#### EXERCISE DIRECTIONS
Transcribe all the entries word for word, but omit the images.

Begin

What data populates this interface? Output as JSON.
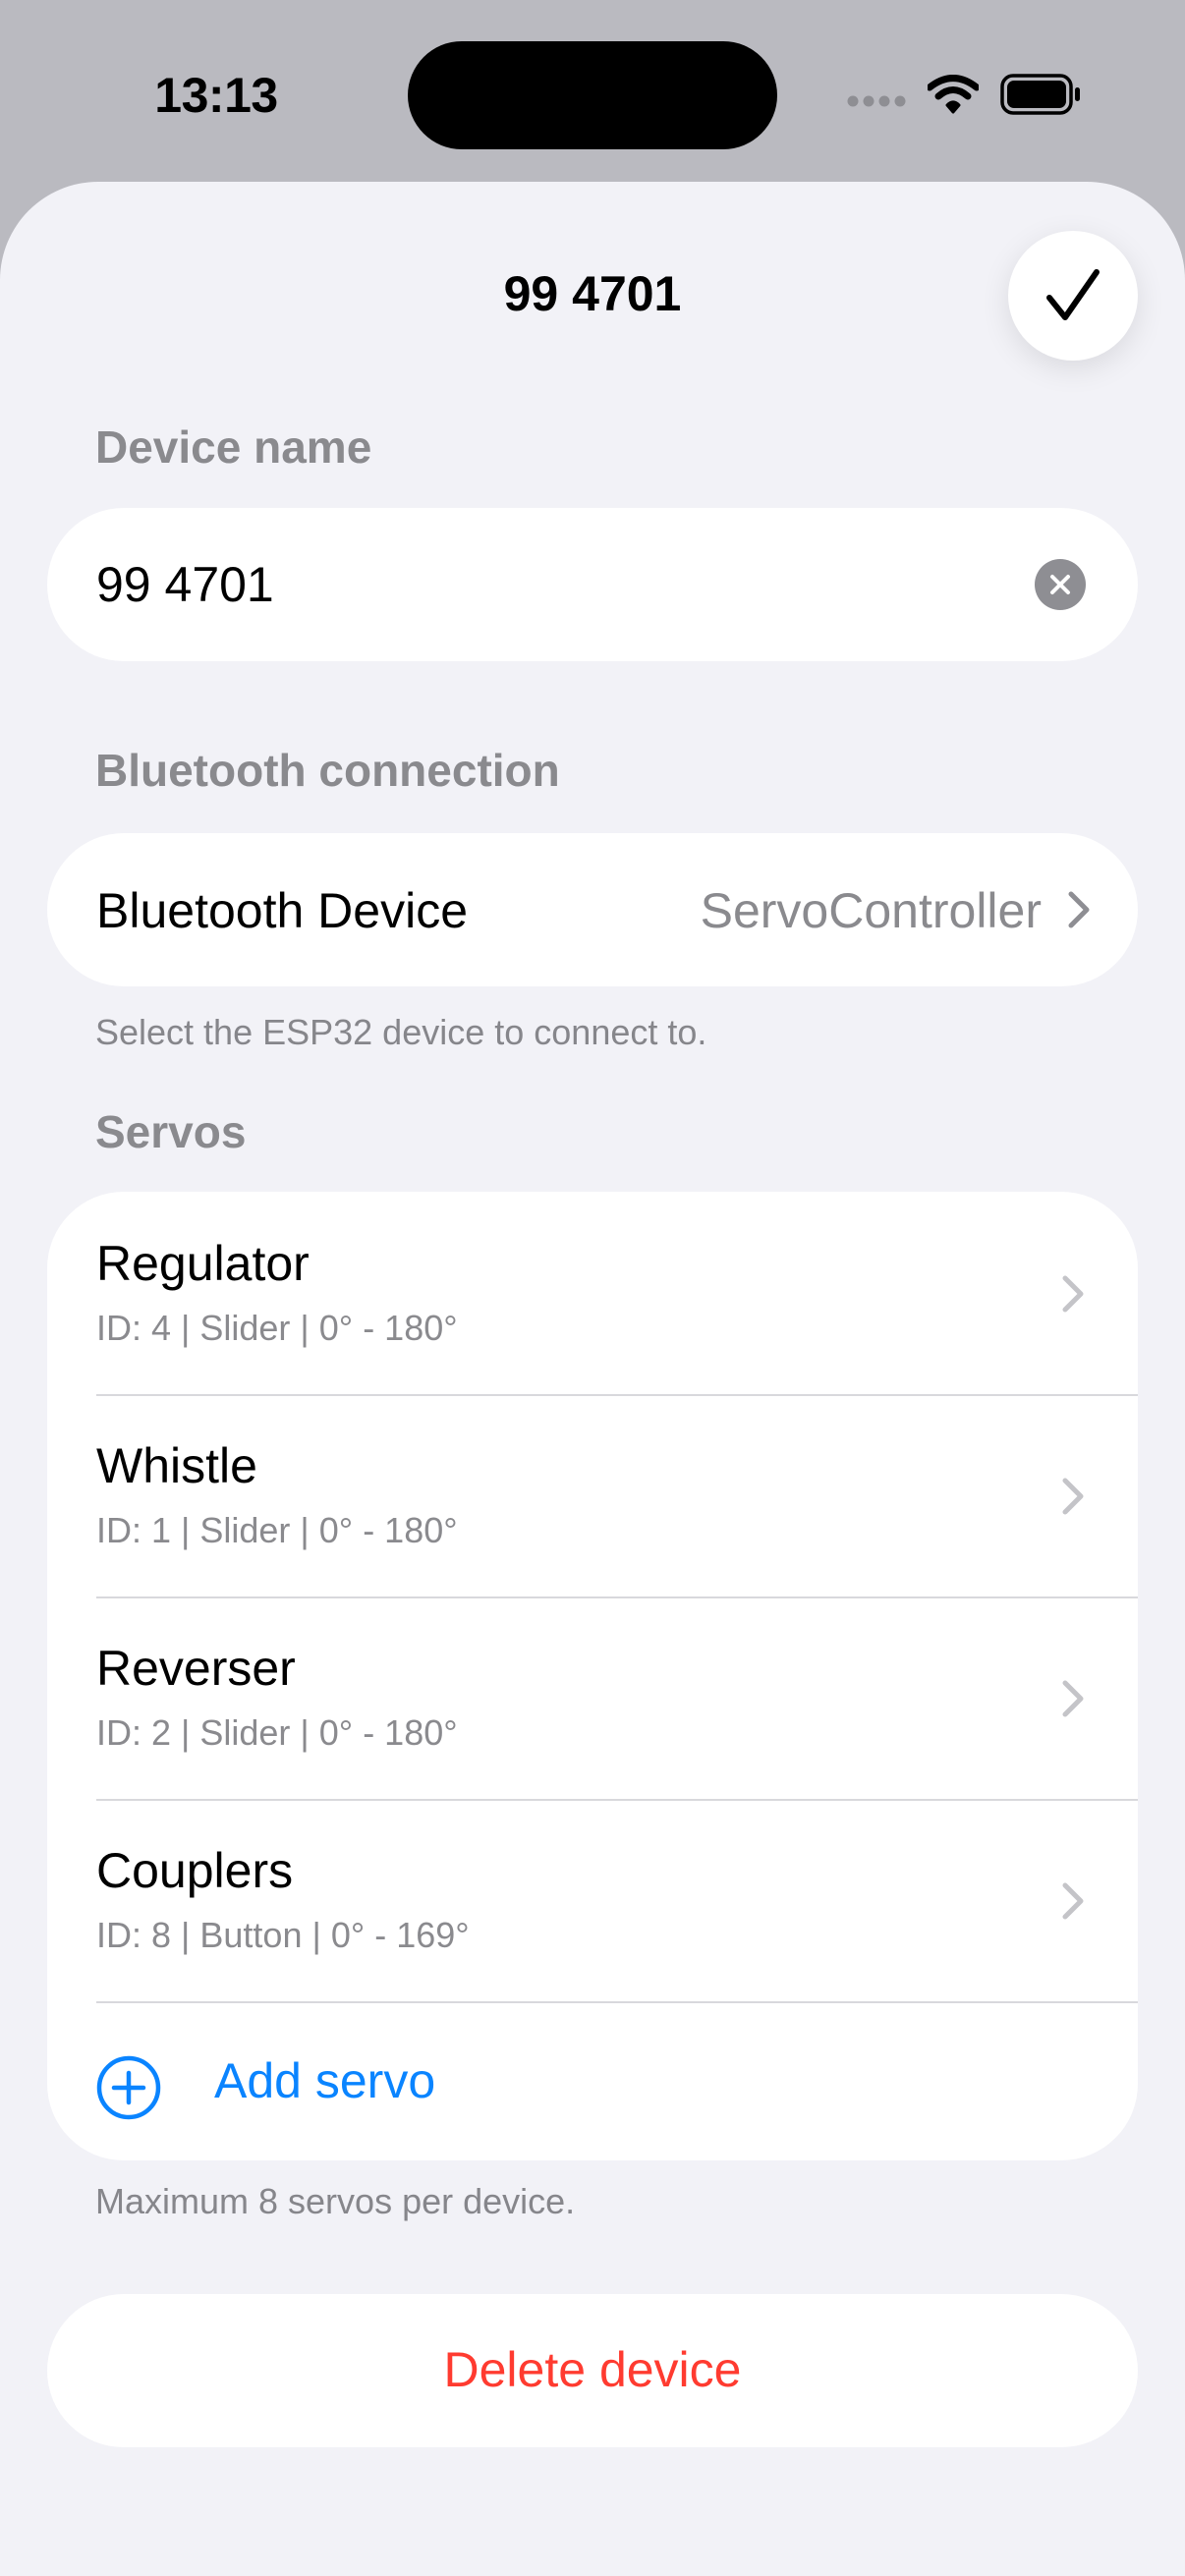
{
  "status_bar": {
    "time": "13:13",
    "icons": [
      "cellular-dots-icon",
      "wifi-icon",
      "battery-icon"
    ]
  },
  "nav": {
    "title": "99 4701",
    "done_icon": "checkmark-icon"
  },
  "device_name": {
    "section_label": "Device name",
    "value": "99 4701"
  },
  "bluetooth": {
    "section_label": "Bluetooth connection",
    "row_label": "Bluetooth Device",
    "row_value": "ServoController",
    "footnote": "Select the ESP32 device to connect to."
  },
  "servos": {
    "section_label": "Servos",
    "items": [
      {
        "name": "Regulator",
        "detail": "ID: 4 | Slider | 0° - 180°"
      },
      {
        "name": "Whistle",
        "detail": "ID: 1 | Slider | 0° - 180°"
      },
      {
        "name": "Reverser",
        "detail": "ID: 2 | Slider | 0° - 180°"
      },
      {
        "name": "Couplers",
        "detail": "ID: 8 | Button | 0° - 169°"
      }
    ],
    "add_label": "Add servo",
    "footnote": "Maximum 8 servos per device."
  },
  "delete": {
    "label": "Delete device"
  },
  "colors": {
    "accent": "#0a84ff",
    "destructive": "#ff3b30",
    "sheet_background": "#f2f2f7",
    "secondary_text": "#8a8a8e"
  }
}
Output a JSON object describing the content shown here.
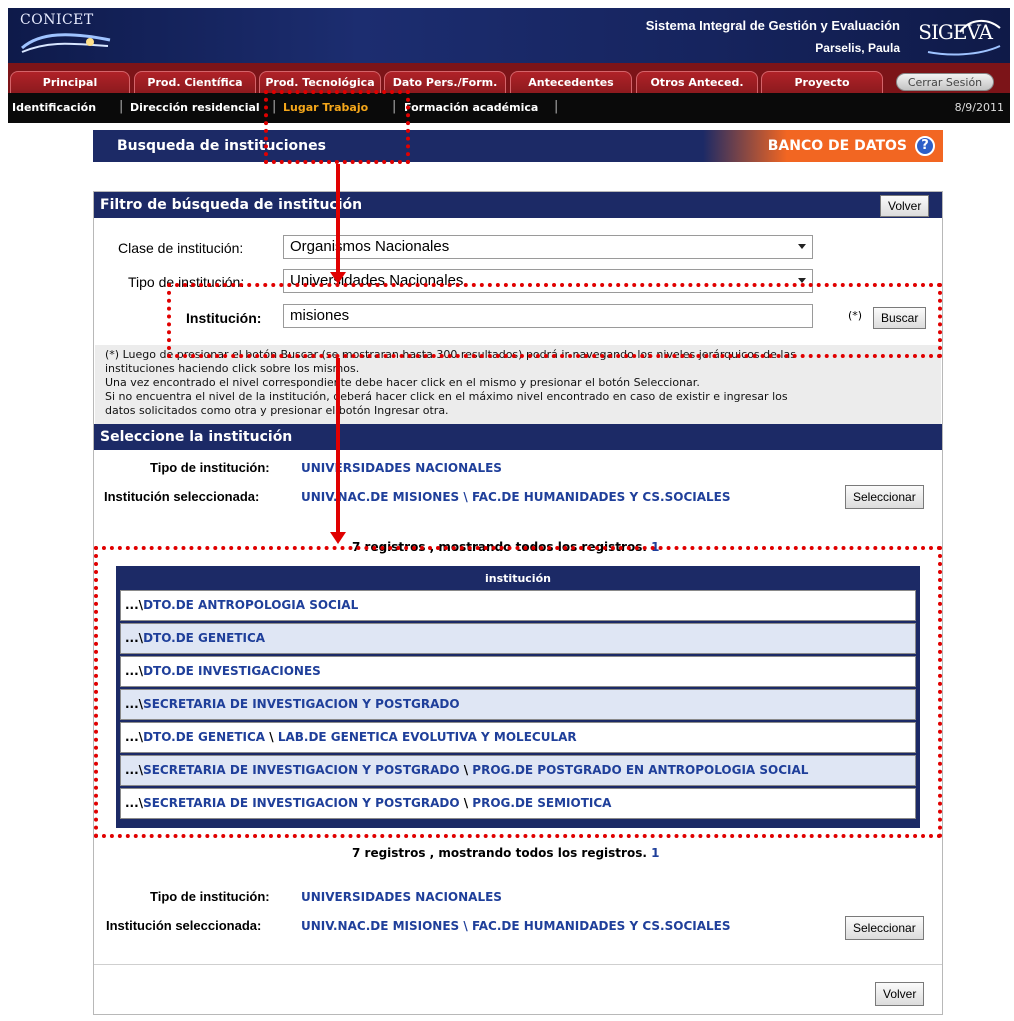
{
  "header": {
    "org": "CONICET",
    "system_title": "Sistema Integral de Gestión y Evaluación",
    "user": "Parselis, Paula",
    "logo_text": "SIGEVA"
  },
  "tabs": [
    {
      "label": "Principal"
    },
    {
      "label": "Prod. Científica"
    },
    {
      "label": "Prod. Tecnológica"
    },
    {
      "label": "Dato Pers./Form."
    },
    {
      "label": "Antecedentes"
    },
    {
      "label": "Otros Anteced."
    },
    {
      "label": "Proyecto"
    }
  ],
  "logout_label": "Cerrar Sesión",
  "subnav": {
    "items": [
      "Identificación",
      "Dirección residencial",
      "Lugar Trabajo",
      "Formación académica"
    ],
    "active": "Lugar Trabajo",
    "date": "8/9/2011"
  },
  "page": {
    "title": "Busqueda de instituciones",
    "bank": "BANCO DE DATOS",
    "help": "?"
  },
  "filter": {
    "heading": "Filtro de búsqueda de institución",
    "back_label": "Volver",
    "clase_label": "Clase de institución:",
    "clase_value": "Organismos Nacionales",
    "tipo_label": "Tipo de institución:",
    "tipo_value": "Universidades Nacionales",
    "inst_label": "Institución:",
    "inst_value": "misiones",
    "required_mark": "(*)",
    "search_label": "Buscar",
    "note": [
      "(*) Luego de presionar el botón Buscar (se mostraran hasta 300 resultados) podrá ir navegando los niveles jerárquicos de las",
      "instituciones haciendo click sobre los mismos.",
      "Una vez encontrado el nivel correspondiente debe hacer click en el mismo y presionar el botón Seleccionar.",
      "Si no encuentra el nivel de la institución, deberá hacer click en el máximo nivel encontrado en caso de existir e ingresar los",
      "datos solicitados como otra y presionar el botón Ingresar otra."
    ]
  },
  "select": {
    "heading": "Seleccione la institución",
    "tipo_label": "Tipo de institución:",
    "tipo_value": "UNIVERSIDADES NACIONALES",
    "sel_label": "Institución seleccionada:",
    "sel_part1": "UNIV.NAC.DE MISIONES",
    "sel_sep": " \\ ",
    "sel_part2": "FAC.DE HUMANIDADES Y CS.SOCIALES",
    "select_label": "Seleccionar",
    "count_text": "7 registros , mostrando todos los registros.",
    "page_link": "1"
  },
  "table": {
    "header": "institución",
    "rows": [
      {
        "prefix": "...\\",
        "parts": [
          "DTO.DE ANTROPOLOGIA SOCIAL"
        ]
      },
      {
        "prefix": "...\\",
        "parts": [
          "DTO.DE GENETICA"
        ]
      },
      {
        "prefix": "...\\",
        "parts": [
          "DTO.DE INVESTIGACIONES"
        ]
      },
      {
        "prefix": "...\\",
        "parts": [
          "SECRETARIA DE INVESTIGACION Y POSTGRADO"
        ]
      },
      {
        "prefix": "...\\",
        "parts": [
          "DTO.DE GENETICA",
          "LAB.DE GENETICA EVOLUTIVA Y MOLECULAR"
        ]
      },
      {
        "prefix": "...\\",
        "parts": [
          "SECRETARIA DE INVESTIGACION Y POSTGRADO",
          "PROG.DE POSTGRADO EN ANTROPOLOGIA SOCIAL"
        ]
      },
      {
        "prefix": "...\\",
        "parts": [
          "SECRETARIA DE INVESTIGACION Y POSTGRADO",
          "PROG.DE SEMIOTICA"
        ]
      }
    ]
  },
  "colors": {
    "navy": "#1c2a66",
    "tab_red": "#7c1418",
    "active_nav": "#f4a61a",
    "link_blue": "#1f3f9a",
    "annotation_red": "#e00000"
  }
}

End

#### RESPONSE TO THIS TASK
What data populates this interface? Output as JSON.
{
  "status_bar": {
    "time": "13:13",
    "icons": [
      "cellular-dots-icon",
      "wifi-icon",
      "battery-icon"
    ]
  },
  "nav": {
    "title": "99 4701",
    "done_icon": "checkmark-icon"
  },
  "device_name": {
    "section_label": "Device name",
    "value": "99 4701"
  },
  "bluetooth": {
    "section_label": "Bluetooth connection",
    "row_label": "Bluetooth Device",
    "row_value": "ServoController",
    "footnote": "Select the ESP32 device to connect to."
  },
  "servos": {
    "section_label": "Servos",
    "items": [
      {
        "name": "Regulator",
        "detail": "ID: 4 | Slider | 0° - 180°"
      },
      {
        "name": "Whistle",
        "detail": "ID: 1 | Slider | 0° - 180°"
      },
      {
        "name": "Reverser",
        "detail": "ID: 2 | Slider | 0° - 180°"
      },
      {
        "name": "Couplers",
        "detail": "ID: 8 | Button | 0° - 169°"
      }
    ],
    "add_label": "Add servo",
    "footnote": "Maximum 8 servos per device."
  },
  "delete": {
    "label": "Delete device"
  },
  "colors": {
    "accent": "#0a84ff",
    "destructive": "#ff3b30",
    "sheet_background": "#f2f2f7",
    "secondary_text": "#8a8a8e"
  }
}
Output a JSON object describing the content shown here.
{
  "header": {
    "org": "CONICET",
    "system_title": "Sistema Integral de Gestión y Evaluación",
    "user": "Parselis, Paula",
    "logo_text": "SIGEVA"
  },
  "tabs": [
    {
      "label": "Principal"
    },
    {
      "label": "Prod. Científica"
    },
    {
      "label": "Prod. Tecnológica"
    },
    {
      "label": "Dato Pers./Form."
    },
    {
      "label": "Antecedentes"
    },
    {
      "label": "Otros Anteced."
    },
    {
      "label": "Proyecto"
    }
  ],
  "logout_label": "Cerrar Sesión",
  "subnav": {
    "items": [
      "Identificación",
      "Dirección residencial",
      "Lugar Trabajo",
      "Formación académica"
    ],
    "active": "Lugar Trabajo",
    "date": "8/9/2011"
  },
  "page": {
    "title": "Busqueda de instituciones",
    "bank": "BANCO DE DATOS",
    "help": "?"
  },
  "filter": {
    "heading": "Filtro de búsqueda de institución",
    "back_label": "Volver",
    "clase_label": "Clase de institución:",
    "clase_value": "Organismos Nacionales",
    "tipo_label": "Tipo de institución:",
    "tipo_value": "Universidades Nacionales",
    "inst_label": "Institución:",
    "inst_value": "misiones",
    "required_mark": "(*)",
    "search_label": "Buscar",
    "note": [
      "(*) Luego de presionar el botón Buscar (se mostraran hasta 300 resultados) podrá ir navegando los niveles jerárquicos de las",
      "instituciones haciendo click sobre los mismos.",
      "Una vez encontrado el nivel correspondiente debe hacer click en el mismo y presionar el botón Seleccionar.",
      "Si no encuentra el nivel de la institución, deberá hacer click en el máximo nivel encontrado en caso de existir e ingresar los",
      "datos solicitados como otra y presionar el botón Ingresar otra."
    ]
  },
  "select": {
    "heading": "Seleccione la institución",
    "tipo_label": "Tipo de institución:",
    "tipo_value": "UNIVERSIDADES NACIONALES",
    "sel_label": "Institución seleccionada:",
    "sel_part1": "UNIV.NAC.DE MISIONES",
    "sel_sep": " \\ ",
    "sel_part2": "FAC.DE HUMANIDADES Y CS.SOCIALES",
    "select_label": "Seleccionar",
    "count_text": "7 registros , mostrando todos los registros.",
    "page_link": "1"
  },
  "table": {
    "header": "institución",
    "rows": [
      {
        "prefix": "...\\",
        "parts": [
          "DTO.DE ANTROPOLOGIA SOCIAL"
        ]
      },
      {
        "prefix": "...\\",
        "parts": [
          "DTO.DE GENETICA"
        ]
      },
      {
        "prefix": "...\\",
        "parts": [
          "DTO.DE INVESTIGACIONES"
        ]
      },
      {
        "prefix": "...\\",
        "parts": [
          "SECRETARIA DE INVESTIGACION Y POSTGRADO"
        ]
      },
      {
        "prefix": "...\\",
        "parts": [
          "DTO.DE GENETICA",
          "LAB.DE GENETICA EVOLUTIVA Y MOLECULAR"
        ]
      },
      {
        "prefix": "...\\",
        "parts": [
          "SECRETARIA DE INVESTIGACION Y POSTGRADO",
          "PROG.DE POSTGRADO EN ANTROPOLOGIA SOCIAL"
        ]
      },
      {
        "prefix": "...\\",
        "parts": [
          "SECRETARIA DE INVESTIGACION Y POSTGRADO",
          "PROG.DE SEMIOTICA"
        ]
      }
    ]
  },
  "colors": {
    "navy": "#1c2a66",
    "tab_red": "#7c1418",
    "active_nav": "#f4a61a",
    "link_blue": "#1f3f9a",
    "annotation_red": "#e00000"
  }
}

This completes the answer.